THE PROBLEM:
Read the entries below and pull out each line with the string "stessa".

AVAILABLE DATA:

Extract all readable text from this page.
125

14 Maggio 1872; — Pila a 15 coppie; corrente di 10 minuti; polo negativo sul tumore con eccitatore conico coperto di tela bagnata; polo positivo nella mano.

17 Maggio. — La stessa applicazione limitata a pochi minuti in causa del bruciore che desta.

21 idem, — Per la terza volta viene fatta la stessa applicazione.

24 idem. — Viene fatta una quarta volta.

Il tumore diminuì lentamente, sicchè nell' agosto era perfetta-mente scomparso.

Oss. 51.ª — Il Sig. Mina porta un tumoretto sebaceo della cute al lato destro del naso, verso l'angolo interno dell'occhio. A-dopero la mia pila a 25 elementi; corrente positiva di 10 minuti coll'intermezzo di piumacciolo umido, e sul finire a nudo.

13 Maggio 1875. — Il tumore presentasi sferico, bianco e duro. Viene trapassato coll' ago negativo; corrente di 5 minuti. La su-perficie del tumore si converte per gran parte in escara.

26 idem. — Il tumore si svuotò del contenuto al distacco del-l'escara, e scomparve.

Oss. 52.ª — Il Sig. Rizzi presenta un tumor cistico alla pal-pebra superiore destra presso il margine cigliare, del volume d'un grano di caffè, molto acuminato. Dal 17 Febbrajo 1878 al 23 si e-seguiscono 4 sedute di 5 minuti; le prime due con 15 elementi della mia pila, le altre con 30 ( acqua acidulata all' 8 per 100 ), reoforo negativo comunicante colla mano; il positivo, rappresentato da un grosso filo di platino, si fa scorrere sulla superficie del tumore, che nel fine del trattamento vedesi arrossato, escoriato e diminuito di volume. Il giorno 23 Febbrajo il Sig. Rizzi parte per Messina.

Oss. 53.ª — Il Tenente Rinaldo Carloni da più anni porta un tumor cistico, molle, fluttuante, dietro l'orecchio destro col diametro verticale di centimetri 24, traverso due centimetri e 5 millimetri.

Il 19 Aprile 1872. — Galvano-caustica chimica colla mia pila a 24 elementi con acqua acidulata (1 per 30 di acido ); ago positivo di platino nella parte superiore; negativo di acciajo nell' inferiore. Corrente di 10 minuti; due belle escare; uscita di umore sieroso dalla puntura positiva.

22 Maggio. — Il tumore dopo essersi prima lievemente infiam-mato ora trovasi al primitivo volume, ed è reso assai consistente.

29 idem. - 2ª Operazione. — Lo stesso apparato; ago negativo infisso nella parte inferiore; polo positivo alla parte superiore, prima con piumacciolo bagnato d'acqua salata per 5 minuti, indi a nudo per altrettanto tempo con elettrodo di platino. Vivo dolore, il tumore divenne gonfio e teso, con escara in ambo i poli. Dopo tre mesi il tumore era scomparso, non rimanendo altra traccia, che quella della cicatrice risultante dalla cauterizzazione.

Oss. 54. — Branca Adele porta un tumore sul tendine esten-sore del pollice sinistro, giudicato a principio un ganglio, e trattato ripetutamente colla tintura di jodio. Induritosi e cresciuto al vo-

ANSWER TO THIS EXERCISE:
17 Maggio. — La stessa applicazione limitata a pochi minuti in causa del bruciore che desta.
21 idem, — Per la terza volta viene fatta la stessa applicazione.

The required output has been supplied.